* **Problem**
Every record must appear in your copy exactly as written, with no pictures.

(Data items)
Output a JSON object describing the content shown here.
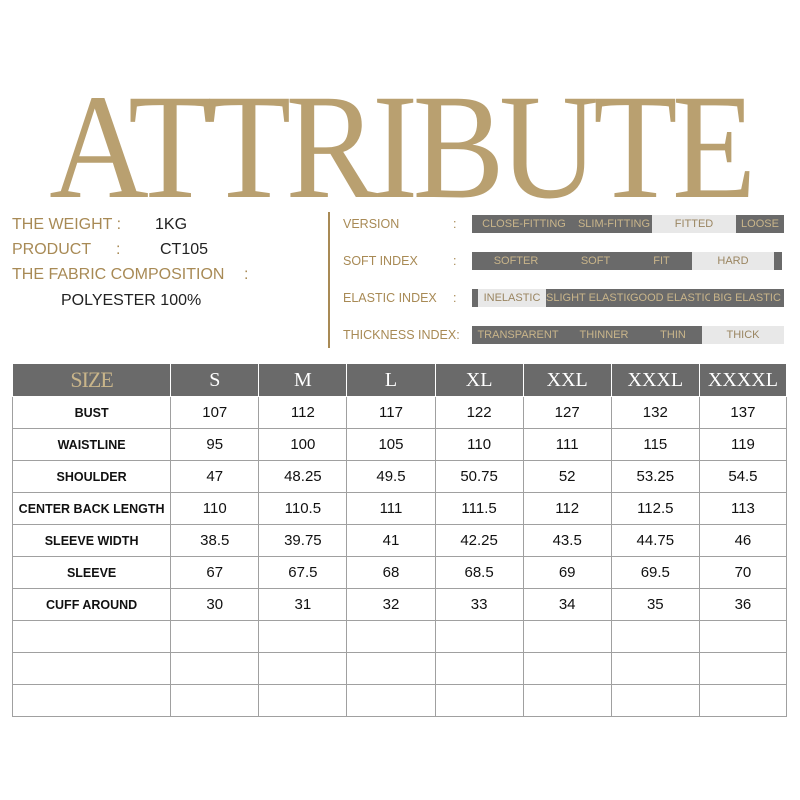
{
  "title": "ATTRIBUTE",
  "info": {
    "weight_label": "THE WEIGHT :",
    "weight_value": "1KG",
    "product_label": "PRODUCT",
    "product_colon": ":",
    "product_value": "CT105",
    "fabric_label": "THE FABRIC COMPOSITION",
    "fabric_colon": ":",
    "fabric_value": "POLYESTER 100%"
  },
  "attributes": [
    {
      "label": "VERSION",
      "colon": ":",
      "segments": [
        "CLOSE-FITTING",
        "SLIM-FITTING",
        "FITTED",
        "LOOSE"
      ],
      "selected": "FITTED"
    },
    {
      "label": "SOFT INDEX",
      "colon": ":",
      "segments": [
        "SOFTER",
        "SOFT",
        "FIT",
        "HARD"
      ],
      "selected": "HARD"
    },
    {
      "label": "ELASTIC INDEX",
      "colon": ":",
      "segments": [
        "INELASTIC",
        "SLIGHT ELASTIC",
        "GOOD ELASTIC",
        "BIG ELASTIC"
      ],
      "selected": "INELASTIC"
    },
    {
      "label": "THICKNESS INDEX:",
      "colon": "",
      "segments": [
        "TRANSPARENT",
        "THINNER",
        "THIN",
        "THICK"
      ],
      "selected": "THICK"
    }
  ],
  "colors": {
    "gold": "#b9a070",
    "dark_gray": "#6a6a6a",
    "light_gray": "#e8e8e8"
  },
  "size_table": {
    "header": [
      "SIZE",
      "S",
      "M",
      "L",
      "XL",
      "XXL",
      "XXXL",
      "XXXXL"
    ],
    "rows": [
      {
        "label": "BUST",
        "values": [
          "107",
          "112",
          "117",
          "122",
          "127",
          "132",
          "137"
        ]
      },
      {
        "label": "WAISTLINE",
        "values": [
          "95",
          "100",
          "105",
          "110",
          "111",
          "115",
          "119"
        ]
      },
      {
        "label": "SHOULDER",
        "values": [
          "47",
          "48.25",
          "49.5",
          "50.75",
          "52",
          "53.25",
          "54.5"
        ]
      },
      {
        "label": "CENTER BACK LENGTH",
        "values": [
          "110",
          "110.5",
          "111",
          "111.5",
          "112",
          "112.5",
          "113"
        ]
      },
      {
        "label": "SLEEVE WIDTH",
        "values": [
          "38.5",
          "39.75",
          "41",
          "42.25",
          "43.5",
          "44.75",
          "46"
        ]
      },
      {
        "label": "SLEEVE",
        "values": [
          "67",
          "67.5",
          "68",
          "68.5",
          "69",
          "69.5",
          "70"
        ]
      },
      {
        "label": "CUFF AROUND",
        "values": [
          "30",
          "31",
          "32",
          "33",
          "34",
          "35",
          "36"
        ]
      }
    ]
  }
}
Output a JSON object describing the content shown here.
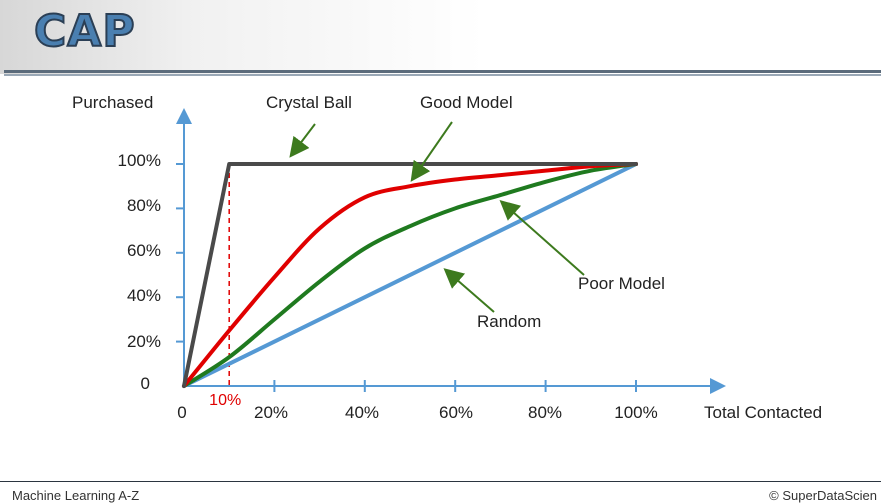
{
  "slide": {
    "title": "CAP",
    "footer_left": "Machine Learning A-Z",
    "footer_right": "© SuperDataScien"
  },
  "chart_data": {
    "type": "line",
    "ylabel": "Purchased",
    "xlabel": "Total Contacted",
    "xlim": [
      0,
      100
    ],
    "ylim": [
      0,
      100
    ],
    "x_ticks": [
      "0",
      "20%",
      "40%",
      "60%",
      "80%",
      "100%"
    ],
    "y_ticks": [
      "0",
      "20%",
      "40%",
      "60%",
      "80%",
      "100%"
    ],
    "marker": {
      "label": "10%",
      "x": 10,
      "color": "#e00000"
    },
    "series": [
      {
        "name": "Crystal Ball",
        "color": "#4a4a4a",
        "x": [
          0,
          10,
          100
        ],
        "y": [
          0,
          100,
          100
        ]
      },
      {
        "name": "Good Model",
        "color": "#e00000",
        "x": [
          0,
          10,
          20,
          30,
          40,
          50,
          60,
          70,
          80,
          90,
          100
        ],
        "y": [
          0,
          25,
          49,
          71,
          85,
          90,
          93,
          95,
          97,
          99,
          100
        ]
      },
      {
        "name": "Poor Model",
        "color": "#1f7a1f",
        "x": [
          0,
          10,
          20,
          30,
          40,
          50,
          60,
          70,
          80,
          90,
          100
        ],
        "y": [
          0,
          13,
          30,
          47,
          62,
          72,
          80,
          86,
          92,
          97,
          100
        ]
      },
      {
        "name": "Random",
        "color": "#5599d4",
        "x": [
          0,
          100
        ],
        "y": [
          0,
          100
        ]
      }
    ],
    "annotations": [
      {
        "text": "Crystal Ball",
        "target": "Crystal Ball"
      },
      {
        "text": "Good Model",
        "target": "Good Model"
      },
      {
        "text": "Poor Model",
        "target": "Poor Model"
      },
      {
        "text": "Random",
        "target": "Random"
      }
    ],
    "colors": {
      "axis": "#5599d4",
      "arrow": "#3d7a1e"
    }
  }
}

* **Exercise output**
Output a JSON object describing the content shown here.
{
  "title": "ATTRIBUTE",
  "info": {
    "weight_label": "THE WEIGHT :",
    "weight_value": "1KG",
    "product_label": "PRODUCT",
    "product_colon": ":",
    "product_value": "CT105",
    "fabric_label": "THE FABRIC COMPOSITION",
    "fabric_colon": ":",
    "fabric_value": "POLYESTER 100%"
  },
  "attributes": [
    {
      "label": "VERSION",
      "colon": ":",
      "segments": [
        "CLOSE-FITTING",
        "SLIM-FITTING",
        "FITTED",
        "LOOSE"
      ],
      "selected": "FITTED"
    },
    {
      "label": "SOFT INDEX",
      "colon": ":",
      "segments": [
        "SOFTER",
        "SOFT",
        "FIT",
        "HARD"
      ],
      "selected": "HARD"
    },
    {
      "label": "ELASTIC INDEX",
      "colon": ":",
      "segments": [
        "INELASTIC",
        "SLIGHT ELASTIC",
        "GOOD ELASTIC",
        "BIG ELASTIC"
      ],
      "selected": "INELASTIC"
    },
    {
      "label": "THICKNESS INDEX:",
      "colon": "",
      "segments": [
        "TRANSPARENT",
        "THINNER",
        "THIN",
        "THICK"
      ],
      "selected": "THICK"
    }
  ],
  "colors": {
    "gold": "#b9a070",
    "dark_gray": "#6a6a6a",
    "light_gray": "#e8e8e8"
  },
  "size_table": {
    "header": [
      "SIZE",
      "S",
      "M",
      "L",
      "XL",
      "XXL",
      "XXXL",
      "XXXXL"
    ],
    "rows": [
      {
        "label": "BUST",
        "values": [
          "107",
          "112",
          "117",
          "122",
          "127",
          "132",
          "137"
        ]
      },
      {
        "label": "WAISTLINE",
        "values": [
          "95",
          "100",
          "105",
          "110",
          "111",
          "115",
          "119"
        ]
      },
      {
        "label": "SHOULDER",
        "values": [
          "47",
          "48.25",
          "49.5",
          "50.75",
          "52",
          "53.25",
          "54.5"
        ]
      },
      {
        "label": "CENTER BACK LENGTH",
        "values": [
          "110",
          "110.5",
          "111",
          "111.5",
          "112",
          "112.5",
          "113"
        ]
      },
      {
        "label": "SLEEVE WIDTH",
        "values": [
          "38.5",
          "39.75",
          "41",
          "42.25",
          "43.5",
          "44.75",
          "46"
        ]
      },
      {
        "label": "SLEEVE",
        "values": [
          "67",
          "67.5",
          "68",
          "68.5",
          "69",
          "69.5",
          "70"
        ]
      },
      {
        "label": "CUFF AROUND",
        "values": [
          "30",
          "31",
          "32",
          "33",
          "34",
          "35",
          "36"
        ]
      }
    ]
  }
}
Output a JSON object describing the content shown here.
{
  "slide": {
    "title": "CAP",
    "footer_left": "Machine Learning A-Z",
    "footer_right": "© SuperDataScien"
  },
  "chart_data": {
    "type": "line",
    "ylabel": "Purchased",
    "xlabel": "Total Contacted",
    "xlim": [
      0,
      100
    ],
    "ylim": [
      0,
      100
    ],
    "x_ticks": [
      "0",
      "20%",
      "40%",
      "60%",
      "80%",
      "100%"
    ],
    "y_ticks": [
      "0",
      "20%",
      "40%",
      "60%",
      "80%",
      "100%"
    ],
    "marker": {
      "label": "10%",
      "x": 10,
      "color": "#e00000"
    },
    "series": [
      {
        "name": "Crystal Ball",
        "color": "#4a4a4a",
        "x": [
          0,
          10,
          100
        ],
        "y": [
          0,
          100,
          100
        ]
      },
      {
        "name": "Good Model",
        "color": "#e00000",
        "x": [
          0,
          10,
          20,
          30,
          40,
          50,
          60,
          70,
          80,
          90,
          100
        ],
        "y": [
          0,
          25,
          49,
          71,
          85,
          90,
          93,
          95,
          97,
          99,
          100
        ]
      },
      {
        "name": "Poor Model",
        "color": "#1f7a1f",
        "x": [
          0,
          10,
          20,
          30,
          40,
          50,
          60,
          70,
          80,
          90,
          100
        ],
        "y": [
          0,
          13,
          30,
          47,
          62,
          72,
          80,
          86,
          92,
          97,
          100
        ]
      },
      {
        "name": "Random",
        "color": "#5599d4",
        "x": [
          0,
          100
        ],
        "y": [
          0,
          100
        ]
      }
    ],
    "annotations": [
      {
        "text": "Crystal Ball",
        "target": "Crystal Ball"
      },
      {
        "text": "Good Model",
        "target": "Good Model"
      },
      {
        "text": "Poor Model",
        "target": "Poor Model"
      },
      {
        "text": "Random",
        "target": "Random"
      }
    ],
    "colors": {
      "axis": "#5599d4",
      "arrow": "#3d7a1e"
    }
  }
}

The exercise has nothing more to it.